**Material for this exercise:**
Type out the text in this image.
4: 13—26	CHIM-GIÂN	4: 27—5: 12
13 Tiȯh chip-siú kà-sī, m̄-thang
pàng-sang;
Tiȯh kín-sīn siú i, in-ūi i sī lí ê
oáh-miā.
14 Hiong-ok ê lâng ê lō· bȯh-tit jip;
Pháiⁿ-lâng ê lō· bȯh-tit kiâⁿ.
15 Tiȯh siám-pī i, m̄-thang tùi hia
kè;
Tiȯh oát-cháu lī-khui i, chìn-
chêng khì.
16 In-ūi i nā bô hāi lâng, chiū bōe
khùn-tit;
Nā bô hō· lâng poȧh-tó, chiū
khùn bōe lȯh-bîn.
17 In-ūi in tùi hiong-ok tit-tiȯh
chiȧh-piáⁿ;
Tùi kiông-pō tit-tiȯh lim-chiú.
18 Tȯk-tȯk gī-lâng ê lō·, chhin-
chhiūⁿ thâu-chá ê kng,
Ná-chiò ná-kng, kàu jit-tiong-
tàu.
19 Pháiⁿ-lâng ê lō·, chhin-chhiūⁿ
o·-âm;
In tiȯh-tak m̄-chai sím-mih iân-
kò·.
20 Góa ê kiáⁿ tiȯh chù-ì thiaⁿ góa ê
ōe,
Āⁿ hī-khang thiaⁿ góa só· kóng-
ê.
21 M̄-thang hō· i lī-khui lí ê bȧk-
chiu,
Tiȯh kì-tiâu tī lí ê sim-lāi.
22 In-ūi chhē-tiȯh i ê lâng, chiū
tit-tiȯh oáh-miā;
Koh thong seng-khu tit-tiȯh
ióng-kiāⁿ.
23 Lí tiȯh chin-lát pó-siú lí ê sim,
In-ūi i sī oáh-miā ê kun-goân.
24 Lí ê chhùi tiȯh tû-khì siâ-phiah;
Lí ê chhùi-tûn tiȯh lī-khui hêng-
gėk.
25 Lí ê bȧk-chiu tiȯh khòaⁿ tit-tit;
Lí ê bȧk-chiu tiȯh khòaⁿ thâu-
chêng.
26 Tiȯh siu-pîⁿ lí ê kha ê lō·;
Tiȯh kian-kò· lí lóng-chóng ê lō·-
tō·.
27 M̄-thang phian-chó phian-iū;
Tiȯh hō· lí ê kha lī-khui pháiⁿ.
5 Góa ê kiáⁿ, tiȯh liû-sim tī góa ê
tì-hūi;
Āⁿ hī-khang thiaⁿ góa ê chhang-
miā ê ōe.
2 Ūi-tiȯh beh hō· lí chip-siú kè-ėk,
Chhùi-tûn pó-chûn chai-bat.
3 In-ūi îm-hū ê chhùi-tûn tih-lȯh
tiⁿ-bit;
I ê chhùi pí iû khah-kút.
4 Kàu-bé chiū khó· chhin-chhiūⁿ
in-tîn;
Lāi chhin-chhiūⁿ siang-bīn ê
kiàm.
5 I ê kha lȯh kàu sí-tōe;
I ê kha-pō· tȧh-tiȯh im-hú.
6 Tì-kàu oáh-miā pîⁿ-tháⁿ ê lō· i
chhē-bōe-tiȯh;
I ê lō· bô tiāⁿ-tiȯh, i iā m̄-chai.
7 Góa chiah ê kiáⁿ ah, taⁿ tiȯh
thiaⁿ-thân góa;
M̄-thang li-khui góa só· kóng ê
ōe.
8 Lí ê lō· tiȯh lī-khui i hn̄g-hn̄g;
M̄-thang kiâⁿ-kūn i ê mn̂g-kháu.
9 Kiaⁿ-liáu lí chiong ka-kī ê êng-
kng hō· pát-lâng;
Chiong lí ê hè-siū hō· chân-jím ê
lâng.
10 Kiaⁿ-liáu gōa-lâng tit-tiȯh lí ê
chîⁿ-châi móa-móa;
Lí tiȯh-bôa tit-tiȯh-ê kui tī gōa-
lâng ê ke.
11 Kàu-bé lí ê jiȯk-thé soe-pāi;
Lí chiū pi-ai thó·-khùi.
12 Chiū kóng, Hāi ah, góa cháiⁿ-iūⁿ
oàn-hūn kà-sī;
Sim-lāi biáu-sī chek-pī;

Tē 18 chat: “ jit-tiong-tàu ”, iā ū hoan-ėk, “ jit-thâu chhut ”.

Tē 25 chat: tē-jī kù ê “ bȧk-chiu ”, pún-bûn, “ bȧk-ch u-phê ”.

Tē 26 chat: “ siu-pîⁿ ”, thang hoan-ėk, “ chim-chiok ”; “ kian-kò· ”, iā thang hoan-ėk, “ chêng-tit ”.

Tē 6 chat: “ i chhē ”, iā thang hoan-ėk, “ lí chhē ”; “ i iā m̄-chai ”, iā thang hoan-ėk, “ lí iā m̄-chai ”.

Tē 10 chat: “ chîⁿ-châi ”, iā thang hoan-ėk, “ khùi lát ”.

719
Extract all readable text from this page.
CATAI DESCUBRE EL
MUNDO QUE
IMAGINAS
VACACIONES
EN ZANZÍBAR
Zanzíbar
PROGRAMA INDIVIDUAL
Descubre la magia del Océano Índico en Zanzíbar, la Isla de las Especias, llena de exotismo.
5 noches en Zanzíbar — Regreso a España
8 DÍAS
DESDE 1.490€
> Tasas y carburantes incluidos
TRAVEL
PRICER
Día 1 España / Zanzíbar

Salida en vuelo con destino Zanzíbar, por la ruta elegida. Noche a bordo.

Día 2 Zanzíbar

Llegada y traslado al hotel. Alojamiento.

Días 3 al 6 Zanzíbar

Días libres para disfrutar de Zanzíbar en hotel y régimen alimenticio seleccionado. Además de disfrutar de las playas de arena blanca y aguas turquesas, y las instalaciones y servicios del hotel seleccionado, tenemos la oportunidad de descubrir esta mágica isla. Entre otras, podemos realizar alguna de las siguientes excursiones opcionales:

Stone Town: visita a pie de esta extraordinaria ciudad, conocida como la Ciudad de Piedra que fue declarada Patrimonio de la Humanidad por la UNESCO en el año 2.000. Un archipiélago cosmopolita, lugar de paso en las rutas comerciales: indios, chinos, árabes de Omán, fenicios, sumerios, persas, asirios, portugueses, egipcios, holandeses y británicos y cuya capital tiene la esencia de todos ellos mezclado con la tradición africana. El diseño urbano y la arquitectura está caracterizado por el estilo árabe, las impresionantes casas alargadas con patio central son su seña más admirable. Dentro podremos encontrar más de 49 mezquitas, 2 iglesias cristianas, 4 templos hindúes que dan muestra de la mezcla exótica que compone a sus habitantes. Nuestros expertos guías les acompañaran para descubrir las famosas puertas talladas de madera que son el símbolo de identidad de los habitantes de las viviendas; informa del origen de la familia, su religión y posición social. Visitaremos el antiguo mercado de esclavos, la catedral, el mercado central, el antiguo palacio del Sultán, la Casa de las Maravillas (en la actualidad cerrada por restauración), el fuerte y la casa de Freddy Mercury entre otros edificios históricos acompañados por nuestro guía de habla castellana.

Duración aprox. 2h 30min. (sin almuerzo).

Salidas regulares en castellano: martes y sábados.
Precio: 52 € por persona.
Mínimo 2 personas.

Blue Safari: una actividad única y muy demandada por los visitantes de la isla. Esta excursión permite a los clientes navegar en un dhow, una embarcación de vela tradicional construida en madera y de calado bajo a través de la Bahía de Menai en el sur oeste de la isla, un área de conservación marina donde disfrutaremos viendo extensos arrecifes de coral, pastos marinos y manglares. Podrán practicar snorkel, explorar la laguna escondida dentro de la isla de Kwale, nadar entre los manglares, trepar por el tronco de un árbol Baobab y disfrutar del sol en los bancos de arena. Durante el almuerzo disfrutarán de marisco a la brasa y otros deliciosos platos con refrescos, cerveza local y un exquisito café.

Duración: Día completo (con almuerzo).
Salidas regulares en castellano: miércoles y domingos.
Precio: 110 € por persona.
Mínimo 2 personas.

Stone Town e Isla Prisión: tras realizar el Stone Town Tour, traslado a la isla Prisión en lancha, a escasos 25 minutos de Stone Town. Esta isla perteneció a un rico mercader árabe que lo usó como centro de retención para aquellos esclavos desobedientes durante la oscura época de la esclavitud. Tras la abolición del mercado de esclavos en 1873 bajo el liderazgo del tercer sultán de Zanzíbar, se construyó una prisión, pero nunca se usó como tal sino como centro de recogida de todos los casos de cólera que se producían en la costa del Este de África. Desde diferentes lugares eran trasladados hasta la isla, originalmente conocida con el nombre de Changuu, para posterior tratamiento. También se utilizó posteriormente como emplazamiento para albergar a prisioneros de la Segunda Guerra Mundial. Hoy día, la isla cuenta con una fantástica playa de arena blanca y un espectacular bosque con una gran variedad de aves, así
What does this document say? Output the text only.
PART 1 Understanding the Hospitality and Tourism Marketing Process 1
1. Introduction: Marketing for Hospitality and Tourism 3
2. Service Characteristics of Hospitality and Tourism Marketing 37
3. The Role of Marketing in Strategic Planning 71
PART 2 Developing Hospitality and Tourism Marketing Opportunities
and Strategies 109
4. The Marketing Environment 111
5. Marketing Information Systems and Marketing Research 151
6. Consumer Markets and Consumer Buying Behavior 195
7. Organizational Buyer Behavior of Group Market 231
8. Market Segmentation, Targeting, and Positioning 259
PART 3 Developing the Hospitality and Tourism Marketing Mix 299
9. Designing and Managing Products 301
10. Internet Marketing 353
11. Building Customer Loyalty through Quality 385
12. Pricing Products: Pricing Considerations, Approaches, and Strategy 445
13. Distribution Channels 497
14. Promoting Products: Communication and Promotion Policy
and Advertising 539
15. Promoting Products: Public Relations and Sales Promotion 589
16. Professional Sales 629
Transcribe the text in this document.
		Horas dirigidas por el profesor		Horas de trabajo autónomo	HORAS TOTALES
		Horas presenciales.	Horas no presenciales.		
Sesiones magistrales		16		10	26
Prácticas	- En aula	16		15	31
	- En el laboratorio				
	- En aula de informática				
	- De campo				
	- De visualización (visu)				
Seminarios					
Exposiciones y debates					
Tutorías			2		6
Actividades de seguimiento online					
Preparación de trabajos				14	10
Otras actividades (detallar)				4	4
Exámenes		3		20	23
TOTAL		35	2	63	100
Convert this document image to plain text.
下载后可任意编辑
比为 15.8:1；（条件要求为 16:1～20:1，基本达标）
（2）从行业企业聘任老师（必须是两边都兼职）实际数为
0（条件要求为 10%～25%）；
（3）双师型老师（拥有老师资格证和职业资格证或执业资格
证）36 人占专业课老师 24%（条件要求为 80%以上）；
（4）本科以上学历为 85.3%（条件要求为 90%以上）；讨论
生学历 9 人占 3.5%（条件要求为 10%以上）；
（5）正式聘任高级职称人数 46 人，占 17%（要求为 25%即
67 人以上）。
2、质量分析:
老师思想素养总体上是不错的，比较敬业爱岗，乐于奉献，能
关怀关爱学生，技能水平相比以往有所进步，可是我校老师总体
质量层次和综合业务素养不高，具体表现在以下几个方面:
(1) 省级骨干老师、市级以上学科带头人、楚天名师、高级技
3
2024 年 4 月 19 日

**Given task:** For this exercise, gather every line of the data that contains the word "chiu".

**Task output:**
chiu,
25 Lí ê bȧk-chiu tiȯh khòaⁿ tit-tit;
Lí ê bȧk-chiu tiȯh khòaⁿ thâu-
Tē 25 chat: tē-jī kù ê “ bȧk-chiu ”, pún-bûn, “ bȧk-ch u-phê ”.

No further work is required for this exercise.